### DATA EXTRACT
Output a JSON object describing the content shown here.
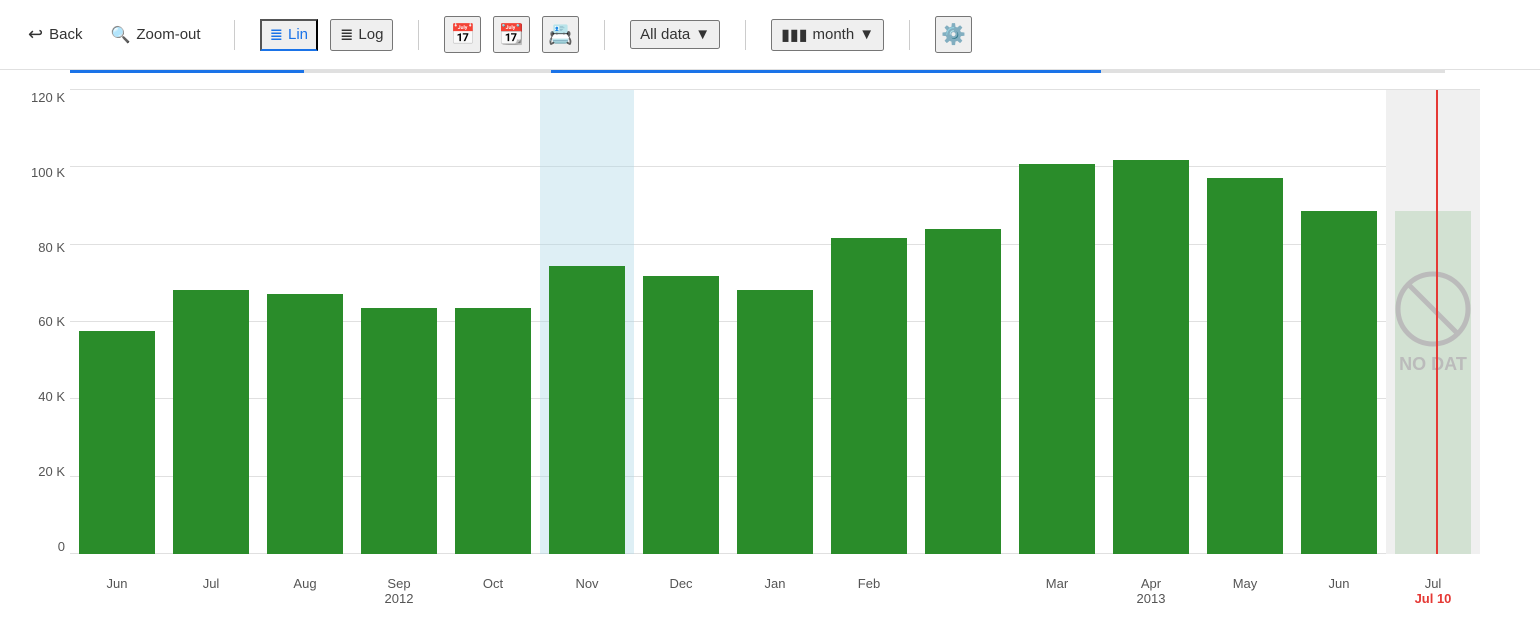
{
  "toolbar": {
    "back_label": "Back",
    "zoom_out_label": "Zoom-out",
    "lin_label": "Lin",
    "log_label": "Log",
    "all_data_label": "All data",
    "month_label": "month",
    "settings_label": "⚙"
  },
  "chart": {
    "y_labels": [
      "0",
      "20 K",
      "40 K",
      "60 K",
      "80 K",
      "100 K",
      "120 K"
    ],
    "x_labels": [
      {
        "month": "Jun",
        "year": ""
      },
      {
        "month": "Jul",
        "year": ""
      },
      {
        "month": "Aug",
        "year": ""
      },
      {
        "month": "Sep",
        "year": "2012"
      },
      {
        "month": "Oct",
        "year": ""
      },
      {
        "month": "Nov",
        "year": ""
      },
      {
        "month": "Dec",
        "year": ""
      },
      {
        "month": "Jan",
        "year": ""
      },
      {
        "month": "Feb",
        "year": ""
      },
      {
        "month": "Mar",
        "year": ""
      },
      {
        "month": "Apr",
        "year": "2013"
      },
      {
        "month": "May",
        "year": ""
      },
      {
        "month": "Jun",
        "year": ""
      },
      {
        "month": "Jul",
        "year": ""
      }
    ],
    "bars": [
      {
        "month": "Jun",
        "value": 60000,
        "height_pct": 48,
        "highlighted": false,
        "no_data": false
      },
      {
        "month": "Jul",
        "value": 71000,
        "height_pct": 57,
        "highlighted": false,
        "no_data": false
      },
      {
        "month": "Aug",
        "value": 70000,
        "height_pct": 56,
        "highlighted": false,
        "no_data": false
      },
      {
        "month": "Sep",
        "value": 67000,
        "height_pct": 53,
        "highlighted": false,
        "no_data": false
      },
      {
        "month": "Oct",
        "value": 67000,
        "height_pct": 53,
        "highlighted": false,
        "no_data": false
      },
      {
        "month": "Nov",
        "value": 77000,
        "height_pct": 62,
        "highlighted": true,
        "no_data": false
      },
      {
        "month": "Dec",
        "value": 75000,
        "height_pct": 60,
        "highlighted": false,
        "no_data": false
      },
      {
        "month": "Jan",
        "value": 71000,
        "height_pct": 57,
        "highlighted": false,
        "no_data": false
      },
      {
        "month": "Feb",
        "value": 85000,
        "height_pct": 68,
        "highlighted": false,
        "no_data": false
      },
      {
        "month": "Mar2",
        "value": 87000,
        "height_pct": 70,
        "highlighted": false,
        "no_data": false
      },
      {
        "month": "Mar",
        "value": 105000,
        "height_pct": 84,
        "highlighted": false,
        "no_data": false
      },
      {
        "month": "Apr",
        "value": 106000,
        "height_pct": 85,
        "highlighted": false,
        "no_data": false
      },
      {
        "month": "May",
        "value": 101000,
        "height_pct": 81,
        "highlighted": false,
        "no_data": false
      },
      {
        "month": "Jun2",
        "value": 93000,
        "height_pct": 74,
        "highlighted": false,
        "no_data": false
      },
      {
        "month": "Jul",
        "value": 93000,
        "height_pct": 74,
        "highlighted": false,
        "no_data": true
      }
    ],
    "no_data_label": "NO DAT",
    "red_line_label": "Jul 10",
    "max_value": 125000
  }
}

### THE TASK
Repeat the lines above exactly, and keep every picture out.

### PROBLEM SOLUTION
Output a JSON object describing the content shown here.
{
  "toolbar": {
    "back_label": "Back",
    "zoom_out_label": "Zoom-out",
    "lin_label": "Lin",
    "log_label": "Log",
    "all_data_label": "All data",
    "month_label": "month",
    "settings_label": "⚙"
  },
  "chart": {
    "y_labels": [
      "0",
      "20 K",
      "40 K",
      "60 K",
      "80 K",
      "100 K",
      "120 K"
    ],
    "x_labels": [
      {
        "month": "Jun",
        "year": ""
      },
      {
        "month": "Jul",
        "year": ""
      },
      {
        "month": "Aug",
        "year": ""
      },
      {
        "month": "Sep",
        "year": "2012"
      },
      {
        "month": "Oct",
        "year": ""
      },
      {
        "month": "Nov",
        "year": ""
      },
      {
        "month": "Dec",
        "year": ""
      },
      {
        "month": "Jan",
        "year": ""
      },
      {
        "month": "Feb",
        "year": ""
      },
      {
        "month": "Mar",
        "year": ""
      },
      {
        "month": "Apr",
        "year": "2013"
      },
      {
        "month": "May",
        "year": ""
      },
      {
        "month": "Jun",
        "year": ""
      },
      {
        "month": "Jul",
        "year": ""
      }
    ],
    "bars": [
      {
        "month": "Jun",
        "value": 60000,
        "height_pct": 48,
        "highlighted": false,
        "no_data": false
      },
      {
        "month": "Jul",
        "value": 71000,
        "height_pct": 57,
        "highlighted": false,
        "no_data": false
      },
      {
        "month": "Aug",
        "value": 70000,
        "height_pct": 56,
        "highlighted": false,
        "no_data": false
      },
      {
        "month": "Sep",
        "value": 67000,
        "height_pct": 53,
        "highlighted": false,
        "no_data": false
      },
      {
        "month": "Oct",
        "value": 67000,
        "height_pct": 53,
        "highlighted": false,
        "no_data": false
      },
      {
        "month": "Nov",
        "value": 77000,
        "height_pct": 62,
        "highlighted": true,
        "no_data": false
      },
      {
        "month": "Dec",
        "value": 75000,
        "height_pct": 60,
        "highlighted": false,
        "no_data": false
      },
      {
        "month": "Jan",
        "value": 71000,
        "height_pct": 57,
        "highlighted": false,
        "no_data": false
      },
      {
        "month": "Feb",
        "value": 85000,
        "height_pct": 68,
        "highlighted": false,
        "no_data": false
      },
      {
        "month": "Mar2",
        "value": 87000,
        "height_pct": 70,
        "highlighted": false,
        "no_data": false
      },
      {
        "month": "Mar",
        "value": 105000,
        "height_pct": 84,
        "highlighted": false,
        "no_data": false
      },
      {
        "month": "Apr",
        "value": 106000,
        "height_pct": 85,
        "highlighted": false,
        "no_data": false
      },
      {
        "month": "May",
        "value": 101000,
        "height_pct": 81,
        "highlighted": false,
        "no_data": false
      },
      {
        "month": "Jun2",
        "value": 93000,
        "height_pct": 74,
        "highlighted": false,
        "no_data": false
      },
      {
        "month": "Jul",
        "value": 93000,
        "height_pct": 74,
        "highlighted": false,
        "no_data": true
      }
    ],
    "no_data_label": "NO DAT",
    "red_line_label": "Jul 10",
    "max_value": 125000
  }
}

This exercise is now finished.